Rows from a dataset
..........

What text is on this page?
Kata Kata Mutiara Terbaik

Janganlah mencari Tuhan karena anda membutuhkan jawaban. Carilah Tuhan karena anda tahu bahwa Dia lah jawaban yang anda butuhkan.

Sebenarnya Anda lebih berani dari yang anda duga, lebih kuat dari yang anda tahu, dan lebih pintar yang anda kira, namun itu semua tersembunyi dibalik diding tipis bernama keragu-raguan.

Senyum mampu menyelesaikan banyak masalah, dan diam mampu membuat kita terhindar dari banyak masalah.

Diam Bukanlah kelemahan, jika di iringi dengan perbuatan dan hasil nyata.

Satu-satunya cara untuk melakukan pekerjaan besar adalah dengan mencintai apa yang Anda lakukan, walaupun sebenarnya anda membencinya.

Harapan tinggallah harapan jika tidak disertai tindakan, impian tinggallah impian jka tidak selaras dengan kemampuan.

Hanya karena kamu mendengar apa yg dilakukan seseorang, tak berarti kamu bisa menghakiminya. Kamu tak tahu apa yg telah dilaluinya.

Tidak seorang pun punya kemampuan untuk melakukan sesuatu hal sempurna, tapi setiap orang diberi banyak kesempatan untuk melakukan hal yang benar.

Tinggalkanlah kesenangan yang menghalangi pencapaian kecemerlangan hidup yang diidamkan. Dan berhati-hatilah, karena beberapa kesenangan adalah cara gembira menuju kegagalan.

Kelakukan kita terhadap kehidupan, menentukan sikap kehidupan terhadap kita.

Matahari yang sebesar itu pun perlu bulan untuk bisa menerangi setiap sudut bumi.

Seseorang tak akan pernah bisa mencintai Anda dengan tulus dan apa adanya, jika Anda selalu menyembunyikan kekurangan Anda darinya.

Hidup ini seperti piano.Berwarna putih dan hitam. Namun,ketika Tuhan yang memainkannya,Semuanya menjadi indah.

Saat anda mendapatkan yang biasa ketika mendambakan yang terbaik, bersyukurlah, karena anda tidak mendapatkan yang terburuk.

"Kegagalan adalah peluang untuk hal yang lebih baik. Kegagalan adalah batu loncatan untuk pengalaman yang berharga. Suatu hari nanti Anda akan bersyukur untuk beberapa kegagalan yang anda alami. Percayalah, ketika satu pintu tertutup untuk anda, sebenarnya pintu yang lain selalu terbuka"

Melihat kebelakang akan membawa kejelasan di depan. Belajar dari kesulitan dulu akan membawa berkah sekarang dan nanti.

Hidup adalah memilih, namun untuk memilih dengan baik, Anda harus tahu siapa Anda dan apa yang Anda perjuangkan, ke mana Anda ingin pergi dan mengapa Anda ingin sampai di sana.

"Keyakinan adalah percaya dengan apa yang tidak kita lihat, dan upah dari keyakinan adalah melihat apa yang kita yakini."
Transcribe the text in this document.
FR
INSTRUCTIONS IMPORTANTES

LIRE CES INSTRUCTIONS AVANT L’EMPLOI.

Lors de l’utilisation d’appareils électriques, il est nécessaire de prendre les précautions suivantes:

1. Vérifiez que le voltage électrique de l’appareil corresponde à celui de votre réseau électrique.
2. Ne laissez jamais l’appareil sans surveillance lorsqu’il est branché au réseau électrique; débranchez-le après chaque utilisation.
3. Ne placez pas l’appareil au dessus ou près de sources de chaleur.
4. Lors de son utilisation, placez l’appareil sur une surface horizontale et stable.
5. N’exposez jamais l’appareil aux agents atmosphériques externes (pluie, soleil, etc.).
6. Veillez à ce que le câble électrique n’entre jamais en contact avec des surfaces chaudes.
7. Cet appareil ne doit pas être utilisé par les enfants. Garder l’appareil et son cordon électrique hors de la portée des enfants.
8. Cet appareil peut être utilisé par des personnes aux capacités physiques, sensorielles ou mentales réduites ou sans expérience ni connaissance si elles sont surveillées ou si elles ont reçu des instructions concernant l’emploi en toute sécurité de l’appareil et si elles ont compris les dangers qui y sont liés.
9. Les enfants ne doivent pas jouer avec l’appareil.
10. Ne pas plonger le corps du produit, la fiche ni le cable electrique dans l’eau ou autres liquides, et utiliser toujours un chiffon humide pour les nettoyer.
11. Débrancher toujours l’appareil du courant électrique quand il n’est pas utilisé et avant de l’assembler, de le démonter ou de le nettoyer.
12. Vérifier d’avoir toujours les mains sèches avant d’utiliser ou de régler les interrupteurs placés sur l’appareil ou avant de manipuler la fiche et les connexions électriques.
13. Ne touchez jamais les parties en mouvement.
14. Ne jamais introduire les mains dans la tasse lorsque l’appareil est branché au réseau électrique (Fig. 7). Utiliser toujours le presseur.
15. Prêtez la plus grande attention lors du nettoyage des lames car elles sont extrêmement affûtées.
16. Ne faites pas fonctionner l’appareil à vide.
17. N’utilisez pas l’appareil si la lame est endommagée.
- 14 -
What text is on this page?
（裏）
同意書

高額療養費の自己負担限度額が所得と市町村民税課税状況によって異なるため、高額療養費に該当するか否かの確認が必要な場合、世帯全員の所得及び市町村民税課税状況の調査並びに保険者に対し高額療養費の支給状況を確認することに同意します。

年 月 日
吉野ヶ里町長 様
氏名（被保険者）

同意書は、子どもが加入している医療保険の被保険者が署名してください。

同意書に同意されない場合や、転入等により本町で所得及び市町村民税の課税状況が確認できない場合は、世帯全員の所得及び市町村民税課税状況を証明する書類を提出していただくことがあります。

..........

Where a line of the material above holds the string "sont", copy that line.

• _FINISHED ANSWER_
8. Cet appareil peut être utilisé par des personnes aux capacités physiques, sensorielles ou mentales réduites ou sans expérience ni connaissance si elles sont surveillées ou si elles ont reçu des instructions concernant l’emploi en toute sécurité de l’appareil et si elles ont compris les dangers qui y sont liés.
15. Prêtez la plus grande attention lors du nettoyage des lames car elles sont extrêmement affûtées.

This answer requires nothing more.